| YOUR GOAL |
Count how many lines have the word "type" in them. Reply with that number by itself.
##### EXTRACTED INFORMATION #####
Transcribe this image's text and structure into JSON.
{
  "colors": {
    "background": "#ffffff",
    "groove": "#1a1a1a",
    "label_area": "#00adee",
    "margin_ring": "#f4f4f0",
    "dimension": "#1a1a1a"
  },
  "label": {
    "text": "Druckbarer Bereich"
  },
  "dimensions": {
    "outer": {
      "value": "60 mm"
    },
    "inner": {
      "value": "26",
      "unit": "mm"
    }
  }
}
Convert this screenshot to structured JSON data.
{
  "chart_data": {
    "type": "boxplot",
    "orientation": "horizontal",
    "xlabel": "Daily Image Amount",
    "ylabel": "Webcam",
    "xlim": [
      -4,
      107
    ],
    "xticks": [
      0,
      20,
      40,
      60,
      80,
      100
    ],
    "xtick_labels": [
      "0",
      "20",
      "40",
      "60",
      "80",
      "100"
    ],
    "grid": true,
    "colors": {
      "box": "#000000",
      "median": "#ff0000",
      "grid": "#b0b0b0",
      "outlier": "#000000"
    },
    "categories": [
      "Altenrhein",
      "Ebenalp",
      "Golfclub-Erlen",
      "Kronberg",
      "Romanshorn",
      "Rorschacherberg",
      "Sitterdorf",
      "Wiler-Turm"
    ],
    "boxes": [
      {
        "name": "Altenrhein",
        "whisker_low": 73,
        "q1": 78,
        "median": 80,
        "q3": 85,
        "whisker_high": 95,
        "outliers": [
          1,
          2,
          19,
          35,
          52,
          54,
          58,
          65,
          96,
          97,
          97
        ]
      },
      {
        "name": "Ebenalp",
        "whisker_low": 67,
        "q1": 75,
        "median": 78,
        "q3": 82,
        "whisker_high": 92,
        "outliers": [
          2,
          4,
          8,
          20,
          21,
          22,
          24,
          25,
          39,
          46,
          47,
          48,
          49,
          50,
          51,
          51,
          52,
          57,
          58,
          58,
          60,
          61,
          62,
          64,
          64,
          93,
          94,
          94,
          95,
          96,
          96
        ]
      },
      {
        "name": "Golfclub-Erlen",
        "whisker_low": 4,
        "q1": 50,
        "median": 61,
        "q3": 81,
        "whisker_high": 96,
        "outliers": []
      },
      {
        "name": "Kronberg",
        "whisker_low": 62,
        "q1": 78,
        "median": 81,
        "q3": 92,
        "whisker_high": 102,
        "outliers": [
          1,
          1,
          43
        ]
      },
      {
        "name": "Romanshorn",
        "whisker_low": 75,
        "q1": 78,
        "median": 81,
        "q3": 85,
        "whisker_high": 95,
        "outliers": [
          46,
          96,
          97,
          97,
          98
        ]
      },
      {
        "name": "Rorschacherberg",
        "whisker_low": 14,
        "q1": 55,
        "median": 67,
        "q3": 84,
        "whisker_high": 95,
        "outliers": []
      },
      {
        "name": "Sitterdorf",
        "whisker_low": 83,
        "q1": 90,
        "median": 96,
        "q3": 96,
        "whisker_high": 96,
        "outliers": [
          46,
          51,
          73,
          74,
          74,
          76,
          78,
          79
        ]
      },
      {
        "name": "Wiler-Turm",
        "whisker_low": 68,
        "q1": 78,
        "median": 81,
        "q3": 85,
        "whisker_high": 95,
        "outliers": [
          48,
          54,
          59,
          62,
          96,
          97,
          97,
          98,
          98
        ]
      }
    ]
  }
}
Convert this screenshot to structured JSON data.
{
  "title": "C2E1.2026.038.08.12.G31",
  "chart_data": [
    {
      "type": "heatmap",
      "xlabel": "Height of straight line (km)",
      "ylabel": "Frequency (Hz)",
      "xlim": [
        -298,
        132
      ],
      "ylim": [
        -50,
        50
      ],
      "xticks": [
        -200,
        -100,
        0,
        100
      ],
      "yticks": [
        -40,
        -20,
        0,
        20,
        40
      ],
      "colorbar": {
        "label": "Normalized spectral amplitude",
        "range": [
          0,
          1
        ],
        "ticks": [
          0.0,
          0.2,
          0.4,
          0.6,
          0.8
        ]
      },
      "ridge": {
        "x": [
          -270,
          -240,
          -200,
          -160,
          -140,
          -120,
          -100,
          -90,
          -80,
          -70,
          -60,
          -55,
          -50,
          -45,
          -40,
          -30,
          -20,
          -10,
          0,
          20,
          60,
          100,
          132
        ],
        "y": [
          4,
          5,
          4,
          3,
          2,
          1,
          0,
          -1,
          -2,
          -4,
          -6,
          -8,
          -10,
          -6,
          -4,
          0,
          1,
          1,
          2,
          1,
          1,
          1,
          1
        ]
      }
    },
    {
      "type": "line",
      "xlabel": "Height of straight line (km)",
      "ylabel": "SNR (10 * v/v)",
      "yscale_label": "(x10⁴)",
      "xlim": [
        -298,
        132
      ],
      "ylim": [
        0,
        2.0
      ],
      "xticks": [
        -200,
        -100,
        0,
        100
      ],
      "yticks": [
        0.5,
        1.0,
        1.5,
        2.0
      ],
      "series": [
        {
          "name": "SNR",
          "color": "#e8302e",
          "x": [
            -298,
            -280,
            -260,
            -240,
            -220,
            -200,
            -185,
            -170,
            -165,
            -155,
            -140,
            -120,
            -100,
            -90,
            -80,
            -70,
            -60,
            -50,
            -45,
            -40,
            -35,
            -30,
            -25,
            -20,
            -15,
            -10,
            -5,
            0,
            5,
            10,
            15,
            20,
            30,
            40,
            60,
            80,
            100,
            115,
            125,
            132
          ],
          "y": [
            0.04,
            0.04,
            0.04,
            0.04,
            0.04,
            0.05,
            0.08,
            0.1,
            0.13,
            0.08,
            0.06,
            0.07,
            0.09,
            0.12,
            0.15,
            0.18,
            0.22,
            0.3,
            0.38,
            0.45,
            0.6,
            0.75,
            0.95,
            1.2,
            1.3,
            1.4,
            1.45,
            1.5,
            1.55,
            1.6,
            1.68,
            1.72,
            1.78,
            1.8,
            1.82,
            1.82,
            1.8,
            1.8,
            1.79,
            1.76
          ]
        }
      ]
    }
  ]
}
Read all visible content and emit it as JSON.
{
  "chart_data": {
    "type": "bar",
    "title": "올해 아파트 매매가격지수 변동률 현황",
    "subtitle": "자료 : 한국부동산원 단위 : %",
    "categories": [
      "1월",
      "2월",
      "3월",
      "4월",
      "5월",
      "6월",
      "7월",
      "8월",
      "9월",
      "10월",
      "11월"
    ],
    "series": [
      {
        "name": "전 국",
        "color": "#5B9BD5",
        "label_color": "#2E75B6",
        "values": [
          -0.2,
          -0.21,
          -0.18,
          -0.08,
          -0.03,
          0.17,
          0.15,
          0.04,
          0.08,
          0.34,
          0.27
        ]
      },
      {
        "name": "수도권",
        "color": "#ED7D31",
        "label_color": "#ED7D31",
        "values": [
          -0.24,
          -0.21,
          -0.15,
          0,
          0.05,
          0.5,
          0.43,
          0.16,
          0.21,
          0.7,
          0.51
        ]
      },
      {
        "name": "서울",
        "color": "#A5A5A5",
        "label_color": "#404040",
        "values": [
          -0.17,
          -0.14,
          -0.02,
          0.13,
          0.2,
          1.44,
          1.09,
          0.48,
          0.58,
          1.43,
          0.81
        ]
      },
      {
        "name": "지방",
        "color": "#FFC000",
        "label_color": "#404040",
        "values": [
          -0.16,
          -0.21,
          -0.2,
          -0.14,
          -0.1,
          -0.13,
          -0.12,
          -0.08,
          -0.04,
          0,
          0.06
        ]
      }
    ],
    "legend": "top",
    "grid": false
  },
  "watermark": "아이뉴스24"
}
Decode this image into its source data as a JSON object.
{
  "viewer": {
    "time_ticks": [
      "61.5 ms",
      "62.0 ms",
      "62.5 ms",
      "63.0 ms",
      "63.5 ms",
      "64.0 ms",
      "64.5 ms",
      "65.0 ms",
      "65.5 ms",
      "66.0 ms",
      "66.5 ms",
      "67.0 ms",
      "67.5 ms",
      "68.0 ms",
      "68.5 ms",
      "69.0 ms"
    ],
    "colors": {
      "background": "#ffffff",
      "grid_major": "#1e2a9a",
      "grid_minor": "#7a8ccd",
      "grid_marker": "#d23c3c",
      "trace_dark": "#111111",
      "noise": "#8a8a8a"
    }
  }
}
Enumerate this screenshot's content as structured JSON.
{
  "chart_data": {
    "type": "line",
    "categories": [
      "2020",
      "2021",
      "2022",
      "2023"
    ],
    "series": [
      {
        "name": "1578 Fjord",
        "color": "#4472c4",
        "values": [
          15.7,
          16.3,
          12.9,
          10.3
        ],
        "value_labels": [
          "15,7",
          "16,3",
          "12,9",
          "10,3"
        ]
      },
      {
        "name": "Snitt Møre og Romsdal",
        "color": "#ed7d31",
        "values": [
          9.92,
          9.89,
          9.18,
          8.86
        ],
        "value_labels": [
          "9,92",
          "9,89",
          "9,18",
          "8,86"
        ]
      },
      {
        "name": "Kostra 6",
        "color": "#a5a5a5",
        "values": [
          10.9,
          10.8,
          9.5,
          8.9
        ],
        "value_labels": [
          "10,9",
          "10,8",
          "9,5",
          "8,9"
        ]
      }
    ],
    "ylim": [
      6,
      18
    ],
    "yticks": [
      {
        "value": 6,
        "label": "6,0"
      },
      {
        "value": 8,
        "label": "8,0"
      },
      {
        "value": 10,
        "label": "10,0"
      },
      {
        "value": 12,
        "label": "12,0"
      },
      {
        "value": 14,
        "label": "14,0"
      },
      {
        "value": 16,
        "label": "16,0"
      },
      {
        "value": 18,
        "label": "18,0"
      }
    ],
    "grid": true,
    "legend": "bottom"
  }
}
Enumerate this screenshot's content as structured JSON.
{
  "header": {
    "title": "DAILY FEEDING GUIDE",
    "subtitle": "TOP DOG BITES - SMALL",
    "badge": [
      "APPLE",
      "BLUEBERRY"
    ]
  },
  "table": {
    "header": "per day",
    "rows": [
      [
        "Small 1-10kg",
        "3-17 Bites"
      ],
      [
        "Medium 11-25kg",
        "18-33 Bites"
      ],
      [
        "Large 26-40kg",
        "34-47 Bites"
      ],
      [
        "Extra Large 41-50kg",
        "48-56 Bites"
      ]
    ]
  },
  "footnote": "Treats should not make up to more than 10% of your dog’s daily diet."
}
#####
| TASK ANSWER |
5